◆ Job
Take from the listing each line that has the string "related".
•••
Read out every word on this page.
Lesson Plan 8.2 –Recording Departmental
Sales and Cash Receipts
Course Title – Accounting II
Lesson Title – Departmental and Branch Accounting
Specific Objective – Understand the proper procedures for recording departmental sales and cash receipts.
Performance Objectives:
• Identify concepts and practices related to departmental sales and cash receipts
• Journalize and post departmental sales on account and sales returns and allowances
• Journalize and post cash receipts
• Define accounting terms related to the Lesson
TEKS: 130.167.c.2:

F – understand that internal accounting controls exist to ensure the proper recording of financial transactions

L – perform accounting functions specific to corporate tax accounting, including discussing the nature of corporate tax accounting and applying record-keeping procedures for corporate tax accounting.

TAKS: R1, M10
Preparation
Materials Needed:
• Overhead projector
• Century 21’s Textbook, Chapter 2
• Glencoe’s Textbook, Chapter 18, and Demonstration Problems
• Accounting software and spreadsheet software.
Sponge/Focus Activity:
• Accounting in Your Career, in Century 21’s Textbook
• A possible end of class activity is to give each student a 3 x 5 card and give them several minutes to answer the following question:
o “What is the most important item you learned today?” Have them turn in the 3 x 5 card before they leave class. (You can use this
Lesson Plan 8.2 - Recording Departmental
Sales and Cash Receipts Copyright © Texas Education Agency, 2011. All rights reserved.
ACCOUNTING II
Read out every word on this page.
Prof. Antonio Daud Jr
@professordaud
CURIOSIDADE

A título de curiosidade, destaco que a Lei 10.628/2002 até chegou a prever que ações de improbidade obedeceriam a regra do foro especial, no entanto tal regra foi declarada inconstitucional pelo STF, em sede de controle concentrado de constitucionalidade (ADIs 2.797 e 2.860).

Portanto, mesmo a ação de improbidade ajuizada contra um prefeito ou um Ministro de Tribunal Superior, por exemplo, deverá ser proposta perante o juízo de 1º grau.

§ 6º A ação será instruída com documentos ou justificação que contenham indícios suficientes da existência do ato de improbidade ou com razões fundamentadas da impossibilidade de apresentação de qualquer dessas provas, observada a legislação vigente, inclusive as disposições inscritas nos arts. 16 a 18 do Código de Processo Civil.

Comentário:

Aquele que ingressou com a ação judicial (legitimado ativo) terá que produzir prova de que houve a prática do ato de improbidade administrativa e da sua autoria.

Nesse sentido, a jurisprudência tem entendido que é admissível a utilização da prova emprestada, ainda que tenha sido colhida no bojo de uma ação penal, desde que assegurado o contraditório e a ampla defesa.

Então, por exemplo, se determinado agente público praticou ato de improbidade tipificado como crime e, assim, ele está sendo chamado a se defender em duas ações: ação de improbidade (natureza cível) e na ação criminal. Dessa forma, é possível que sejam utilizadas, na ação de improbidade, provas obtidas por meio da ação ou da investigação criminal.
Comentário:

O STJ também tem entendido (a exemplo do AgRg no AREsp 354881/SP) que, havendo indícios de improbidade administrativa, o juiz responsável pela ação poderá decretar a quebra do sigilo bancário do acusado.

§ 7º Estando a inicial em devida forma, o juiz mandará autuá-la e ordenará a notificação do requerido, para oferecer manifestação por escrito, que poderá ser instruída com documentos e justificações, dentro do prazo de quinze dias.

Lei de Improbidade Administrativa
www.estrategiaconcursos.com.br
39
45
•••
◆ Result
• Identify concepts and practices related to departmental sales and cash receipts
• Define accounting terms related to the Lesson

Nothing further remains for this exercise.